DATA PROVIDED:
□ □ □ □ □
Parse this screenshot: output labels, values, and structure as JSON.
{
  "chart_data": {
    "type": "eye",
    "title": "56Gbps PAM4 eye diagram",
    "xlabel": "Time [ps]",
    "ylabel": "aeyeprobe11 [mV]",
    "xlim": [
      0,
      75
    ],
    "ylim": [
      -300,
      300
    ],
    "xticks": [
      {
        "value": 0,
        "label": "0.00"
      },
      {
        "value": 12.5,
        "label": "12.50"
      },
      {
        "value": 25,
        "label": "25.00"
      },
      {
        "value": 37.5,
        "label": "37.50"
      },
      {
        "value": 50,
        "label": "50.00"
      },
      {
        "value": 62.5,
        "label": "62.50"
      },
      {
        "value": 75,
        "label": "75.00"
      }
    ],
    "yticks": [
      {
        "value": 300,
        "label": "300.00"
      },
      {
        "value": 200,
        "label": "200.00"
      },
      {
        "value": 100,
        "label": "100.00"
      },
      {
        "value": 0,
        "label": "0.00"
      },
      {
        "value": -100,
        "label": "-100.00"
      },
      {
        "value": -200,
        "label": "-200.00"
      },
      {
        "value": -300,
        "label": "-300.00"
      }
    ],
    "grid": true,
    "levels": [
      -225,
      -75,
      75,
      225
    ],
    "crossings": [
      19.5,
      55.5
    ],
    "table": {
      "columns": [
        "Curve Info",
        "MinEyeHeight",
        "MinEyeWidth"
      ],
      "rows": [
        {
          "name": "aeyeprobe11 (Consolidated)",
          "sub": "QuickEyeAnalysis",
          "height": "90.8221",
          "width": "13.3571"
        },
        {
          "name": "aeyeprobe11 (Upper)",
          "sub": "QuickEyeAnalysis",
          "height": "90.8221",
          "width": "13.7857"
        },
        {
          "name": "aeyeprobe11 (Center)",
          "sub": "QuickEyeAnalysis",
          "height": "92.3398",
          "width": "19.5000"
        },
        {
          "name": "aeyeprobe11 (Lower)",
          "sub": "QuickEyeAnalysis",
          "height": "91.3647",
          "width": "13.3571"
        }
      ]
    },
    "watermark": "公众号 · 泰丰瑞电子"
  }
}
□ □ □ □ □
TASK: Make a verbatim copy of every entry shown above.

EXERCISE RESPONSE:
Parse this screenshot: output labels, values, and structure as JSON.
{
  "chart_data": {
    "type": "eye",
    "title": "56Gbps PAM4 eye diagram",
    "xlabel": "Time [ps]",
    "ylabel": "aeyeprobe11 [mV]",
    "xlim": [
      0,
      75
    ],
    "ylim": [
      -300,
      300
    ],
    "xticks": [
      {
        "value": 0,
        "label": "0.00"
      },
      {
        "value": 12.5,
        "label": "12.50"
      },
      {
        "value": 25,
        "label": "25.00"
      },
      {
        "value": 37.5,
        "label": "37.50"
      },
      {
        "value": 50,
        "label": "50.00"
      },
      {
        "value": 62.5,
        "label": "62.50"
      },
      {
        "value": 75,
        "label": "75.00"
      }
    ],
    "yticks": [
      {
        "value": 300,
        "label": "300.00"
      },
      {
        "value": 200,
        "label": "200.00"
      },
      {
        "value": 100,
        "label": "100.00"
      },
      {
        "value": 0,
        "label": "0.00"
      },
      {
        "value": -100,
        "label": "-100.00"
      },
      {
        "value": -200,
        "label": "-200.00"
      },
      {
        "value": -300,
        "label": "-300.00"
      }
    ],
    "grid": true,
    "levels": [
      -225,
      -75,
      75,
      225
    ],
    "crossings": [
      19.5,
      55.5
    ],
    "table": {
      "columns": [
        "Curve Info",
        "MinEyeHeight",
        "MinEyeWidth"
      ],
      "rows": [
        {
          "name": "aeyeprobe11 (Consolidated)",
          "sub": "QuickEyeAnalysis",
          "height": "90.8221",
          "width": "13.3571"
        },
        {
          "name": "aeyeprobe11 (Upper)",
          "sub": "QuickEyeAnalysis",
          "height": "90.8221",
          "width": "13.7857"
        },
        {
          "name": "aeyeprobe11 (Center)",
          "sub": "QuickEyeAnalysis",
          "height": "92.3398",
          "width": "19.5000"
        },
        {
          "name": "aeyeprobe11 (Lower)",
          "sub": "QuickEyeAnalysis",
          "height": "91.3647",
          "width": "13.3571"
        }
      ]
    },
    "watermark": "公众号 · 泰丰瑞电子"
  }
}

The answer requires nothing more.